Read the records and gather each line that includes "level".

___ Entries shown

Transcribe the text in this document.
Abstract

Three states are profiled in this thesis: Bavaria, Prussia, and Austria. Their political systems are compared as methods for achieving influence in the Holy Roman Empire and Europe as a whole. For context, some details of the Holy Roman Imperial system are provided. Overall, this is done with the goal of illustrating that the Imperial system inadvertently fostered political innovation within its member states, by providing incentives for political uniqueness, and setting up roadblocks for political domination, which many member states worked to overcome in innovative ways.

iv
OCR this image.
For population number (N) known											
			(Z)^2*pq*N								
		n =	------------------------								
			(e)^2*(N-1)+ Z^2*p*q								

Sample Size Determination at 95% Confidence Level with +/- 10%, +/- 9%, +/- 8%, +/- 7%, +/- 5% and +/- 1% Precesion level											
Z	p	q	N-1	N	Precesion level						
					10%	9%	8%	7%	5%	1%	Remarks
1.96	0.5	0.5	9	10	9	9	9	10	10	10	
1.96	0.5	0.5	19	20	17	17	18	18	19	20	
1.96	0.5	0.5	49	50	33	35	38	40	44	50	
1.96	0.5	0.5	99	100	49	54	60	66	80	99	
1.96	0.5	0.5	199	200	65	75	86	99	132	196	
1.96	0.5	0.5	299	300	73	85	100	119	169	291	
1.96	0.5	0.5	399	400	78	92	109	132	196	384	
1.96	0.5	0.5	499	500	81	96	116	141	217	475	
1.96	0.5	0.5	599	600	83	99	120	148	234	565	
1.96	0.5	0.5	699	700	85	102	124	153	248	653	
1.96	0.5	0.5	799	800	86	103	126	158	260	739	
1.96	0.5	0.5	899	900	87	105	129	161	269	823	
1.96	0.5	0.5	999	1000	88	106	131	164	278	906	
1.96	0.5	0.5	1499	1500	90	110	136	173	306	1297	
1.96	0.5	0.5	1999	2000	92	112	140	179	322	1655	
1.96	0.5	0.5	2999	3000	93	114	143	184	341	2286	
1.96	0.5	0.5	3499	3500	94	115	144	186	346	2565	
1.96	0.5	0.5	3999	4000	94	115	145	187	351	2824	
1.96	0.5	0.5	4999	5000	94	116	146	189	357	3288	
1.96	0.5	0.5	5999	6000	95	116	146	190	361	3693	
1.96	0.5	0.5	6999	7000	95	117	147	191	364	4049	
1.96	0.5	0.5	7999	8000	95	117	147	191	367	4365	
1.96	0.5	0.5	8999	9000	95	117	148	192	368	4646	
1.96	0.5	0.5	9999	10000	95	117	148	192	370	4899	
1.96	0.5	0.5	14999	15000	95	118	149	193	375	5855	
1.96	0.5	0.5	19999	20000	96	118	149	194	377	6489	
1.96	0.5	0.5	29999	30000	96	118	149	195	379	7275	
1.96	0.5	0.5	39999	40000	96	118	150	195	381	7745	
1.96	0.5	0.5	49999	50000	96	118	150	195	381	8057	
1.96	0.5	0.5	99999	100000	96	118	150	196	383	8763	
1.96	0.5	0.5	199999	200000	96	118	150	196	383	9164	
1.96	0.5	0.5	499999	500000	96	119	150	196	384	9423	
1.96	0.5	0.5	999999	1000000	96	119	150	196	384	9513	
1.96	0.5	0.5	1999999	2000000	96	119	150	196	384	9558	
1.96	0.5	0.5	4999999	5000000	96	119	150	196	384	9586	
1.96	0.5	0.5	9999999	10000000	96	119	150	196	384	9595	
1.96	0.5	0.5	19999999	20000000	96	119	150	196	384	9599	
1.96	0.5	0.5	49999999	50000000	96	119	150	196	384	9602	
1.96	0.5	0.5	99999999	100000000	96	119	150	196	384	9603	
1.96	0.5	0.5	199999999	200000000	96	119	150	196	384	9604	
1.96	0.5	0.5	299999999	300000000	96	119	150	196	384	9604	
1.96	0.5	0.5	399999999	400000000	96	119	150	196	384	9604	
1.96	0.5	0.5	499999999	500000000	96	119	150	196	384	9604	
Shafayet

______

Task solution:
Sample Size Determination at 95% Confidence Level with +/- 10%, +/- 9%, +/- 8%, +/- 7%, +/- 5% and +/- 1% Precesion level											
Z	p	q	N-1	N	Precesion level						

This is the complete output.